Work to do: Filter the data below for the string "недостаточность" and copy each matching line.

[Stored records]
— start —
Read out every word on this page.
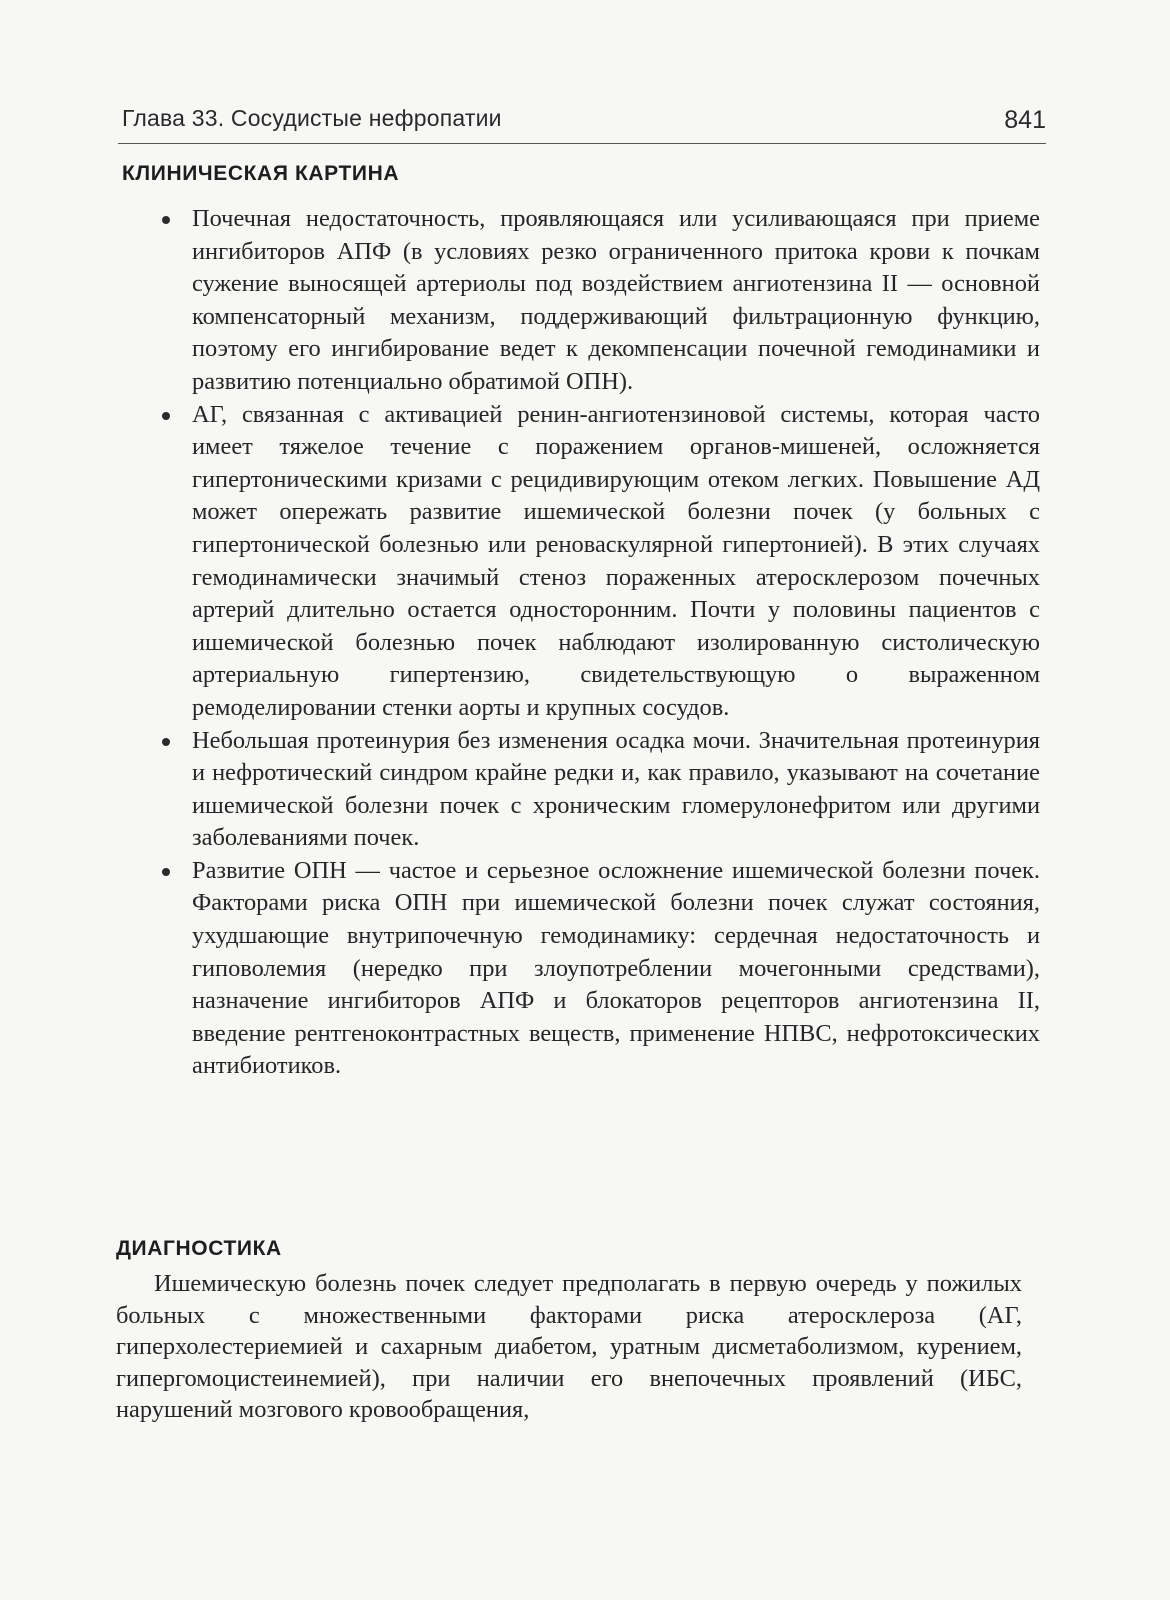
Глава 33. Сосудистые нефропатии	841
КЛИНИЧЕСКАЯ КАРТИНА
Почечная недостаточность, проявляющаяся или усиливающаяся при приеме ингибиторов АПФ (в условиях резко ограниченного притока крови к почкам сужение выносящей артериолы под воздействием ангиотензина II — основной компенсаторный механизм, поддерживающий фильтрационную функцию, поэтому его ингибирование ведет к декомпенсации почечной гемодинамики и развитию потенциально обратимой ОПН).
АГ, связанная с активацией ренин-ангиотензиновой системы, которая часто имеет тяжелое течение с поражением органов-мишеней, осложняется гипертоническими кризами с рецидивирующим отеком легких. Повышение АД может опережать развитие ишемической болезни почек (у больных с гипертонической болезнью или реноваскулярной гипертонией). В этих случаях гемодинамически значимый стеноз пораженных атеросклерозом почечных артерий длительно остается односторонним. Почти у половины пациентов с ишемической болезнью почек наблюдают изолированную систолическую артериальную гипертензию, свидетельствующую о выраженном ремоделировании стенки аорты и крупных сосудов.
Небольшая протеинурия без изменения осадка мочи. Значительная протеинурия и нефротический синдром крайне редки и, как правило, указывают на сочетание ишемической болезни почек с хроническим гломерулонефритом или другими заболеваниями почек.
Развитие ОПН — частое и серьезное осложнение ишемической болезни почек. Факторами риска ОПН при ишемической болезни почек служат состояния, ухудшающие внутрипочечную гемодинамику: сердечная недостаточность и гиповолемия (нередко при злоупотреблении мочегонными средствами), назначение ингибиторов АПФ и блокаторов рецепторов ангиотензина II, введение рентгеноконтрастных веществ, применение НПВС, нефротоксических антибиотиков.
ДИАГНОСТИКА

Ишемическую болезнь почек следует предполагать в первую очередь у пожилых больных с множественными факторами риска атеросклероза (АГ, гиперхолестериемией и сахарным диабетом, уратным дисметаболизмом, курением, гипергомоцистеинемией), при наличии его внепочечных проявлений (ИБС, нарушений мозгового кровообращения,
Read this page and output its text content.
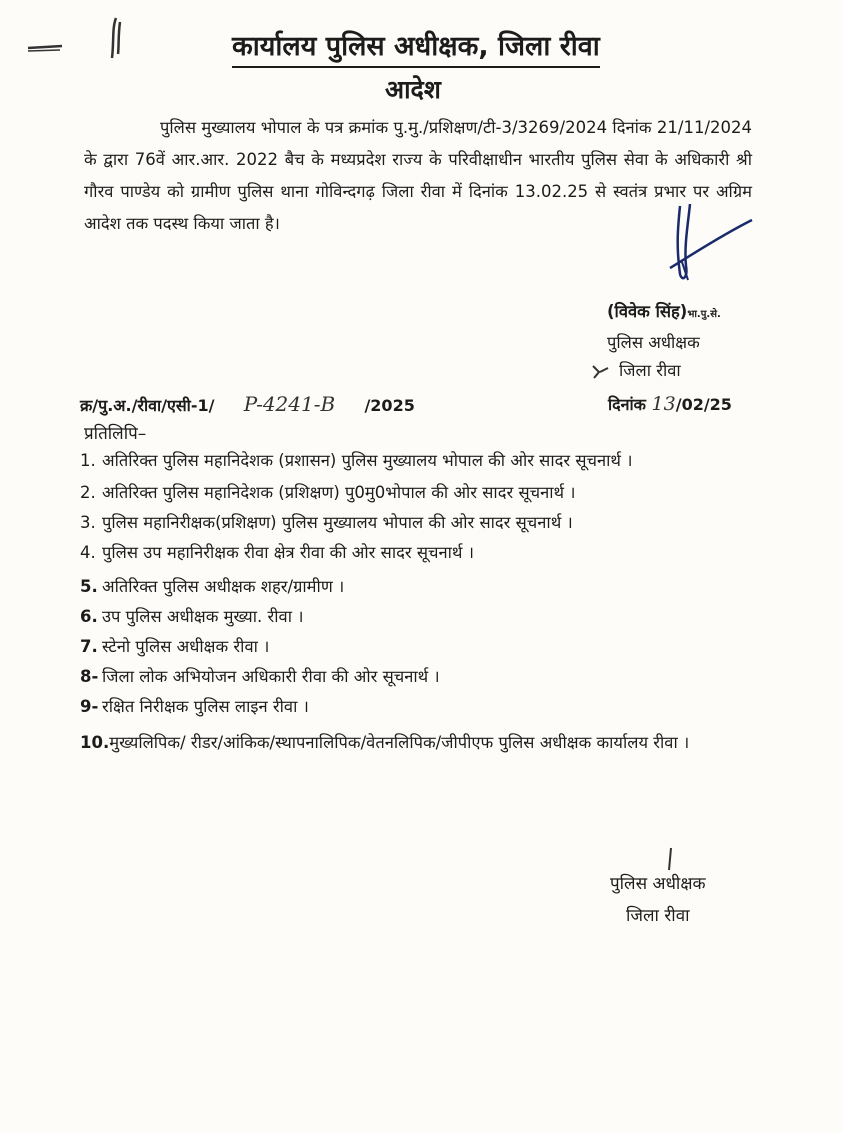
कार्यालय पुलिस अधीक्षक, जिला रीवा
आदेश
पुलिस मुख्यालय भोपाल के पत्र क्रमांक पु.मु./प्रशिक्षण/टी-3/3269/2024 दिनांक 21/11/2024 के द्वारा 76वें आर.आर. 2022 बैच के मध्यप्रदेश राज्य के परिवीक्षाधीन भारतीय पुलिस सेवा के अधिकारी श्री गौरव पाण्डेय को ग्रामीण पुलिस थाना गोविन्दगढ़ जिला रीवा में दिनांक 13.02.25 से स्वतंत्र प्रभार पर अग्रिम आदेश तक पदस्थ किया जाता है।
(विवेक सिंह)भा.पु.से.
पुलिस अधीक्षक
जिला रीवा
क्र/पु.अ./रीवा/एसी-1/ P-4241-B /2025	दिनांक 13/02/25
प्रतिलिपि–
1. अतिरिक्त पुलिस महानिदेशक (प्रशासन) पुलिस मुख्यालय भोपाल की ओर सादर सूचनार्थ ।
2. अतिरिक्त पुलिस महानिदेशक (प्रशिक्षण) पु0मु0भोपाल की ओर सादर सूचनार्थ ।
3. पुलिस महानिरीक्षक(प्रशिक्षण) पुलिस मुख्यालय भोपाल की ओर सादर सूचनार्थ ।
4. पुलिस उप महानिरीक्षक रीवा क्षेत्र रीवा की ओर सादर सूचनार्थ ।
5. अतिरिक्त पुलिस अधीक्षक शहर/ग्रामीण ।
6. उप पुलिस अधीक्षक मुख्या. रीवा ।
7. स्टेनो पुलिस अधीक्षक रीवा ।
8- जिला लोक अभियोजन अधिकारी रीवा की ओर सूचनार्थ ।
9- रक्षित निरीक्षक पुलिस लाइन रीवा ।
10. मुख्यलिपिक/ रीडर/आंकिक/स्थापनालिपिक/वेतनलिपिक/जीपीएफ पुलिस अधीक्षक कार्यालय रीवा ।
पुलिस अधीक्षक
जिला रीवा
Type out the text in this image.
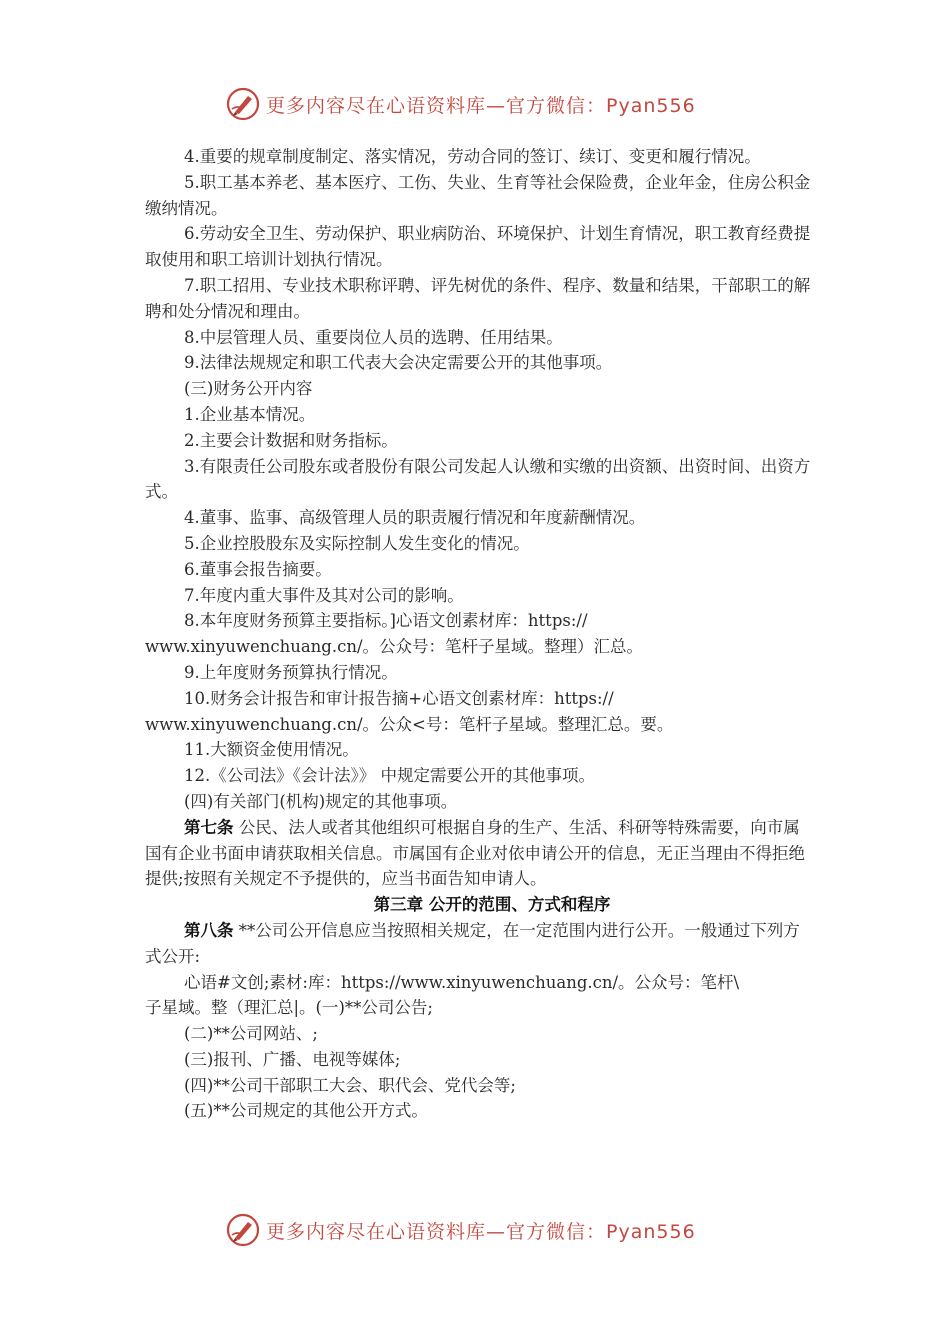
更多内容尽在心语资料库—官方微信：Pyan556

4.重要的规章制度制定、落实情况，劳动合同的签订、续订、变更和履行情况。

5.职工基本养老、基本医疗、工伤、失业、生育等社会保险费，企业年金，住房公积金缴纳情况。

6.劳动安全卫生、劳动保护、职业病防治、环境保护、计划生育情况，职工教育经费提取使用和职工培训计划执行情况。

7.职工招用、专业技术职称评聘、评先树优的条件、程序、数量和结果，干部职工的解聘和处分情况和理由。

8.中层管理人员、重要岗位人员的选聘、任用结果。

9.法律法规规定和职工代表大会决定需要公开的其他事项。

(三)财务公开内容

1.企业基本情况。

2.主要会计数据和财务指标。

3.有限责任公司股东或者股份有限公司发起人认缴和实缴的出资额、出资时间、出资方式。

4.董事、监事、高级管理人员的职责履行情况和年度薪酬情况。

5.企业控股股东及实际控制人发生变化的情况。

6.董事会报告摘要。

7.年度内重大事件及其对公司的影响。

8.本年度财务预算主要指标。]心语文创素材库：https://

www.xinyuwenchuang.cn/。公众号：笔杆子星域。整理）汇总。

9.上年度财务预算执行情况。

10.财务会计报告和审计报告摘+心语文创素材库：https://

www.xinyuwenchuang.cn/。公众<号：笔杆子星域。整理汇总。要。

11.大额资金使用情况。

12.《公司法》《会计法》》 中规定需要公开的其他事项。

(四)有关部门(机构)规定的其他事项。

第七条 公民、法人或者其他组织可根据自身的生产、生活、科研等特殊需要，向市属国有企业书面申请获取相关信息。市属国有企业对依申请公开的信息，无正当理由不得拒绝提供;按照有关规定不予提供的，应当书面告知申请人。

第三章 公开的范围、方式和程序

第八条 **公司公开信息应当按照相关规定，在一定范围内进行公开。一般通过下列方式公开:

心语#文创;素材:库：https://www.xinyuwenchuang.cn/。公众号：笔杆\

子星域。整（理汇总|。(一)**公司公告;

(二)**公司网站、;

(三)报刊、广播、电视等媒体;

(四)**公司干部职工大会、职代会、党代会等;

(五)**公司规定的其他公开方式。

更多内容尽在心语资料库—官方微信：Pyan556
— end —
Answer in full:
Почечная недостаточность, проявляющаяся или усиливающаяся при приеме ингибиторов АПФ (в условиях резко ограниченного притока крови к почкам сужение выносящей артериолы под воздействием ангиотензина II — основной компенсаторный механизм, поддерживающий фильтрационную функцию, поэтому его ингибирование ведет к декомпенсации почечной гемодинамики и развитию потенциально обратимой ОПН).
Развитие ОПН — частое и серьезное осложнение ишемической болезни почек. Факторами риска ОПН при ишемической болезни почек служат состояния, ухудшающие внутрипочечную гемодинамику: сердечная недостаточность и гиповолемия (нередко при злоупотреблении мочегонными средствами), назначение ингибиторов АПФ и блокаторов рецепторов ангиотензина II, введение рентгеноконтрастных веществ, применение НПВС, нефротоксических антибиотиков.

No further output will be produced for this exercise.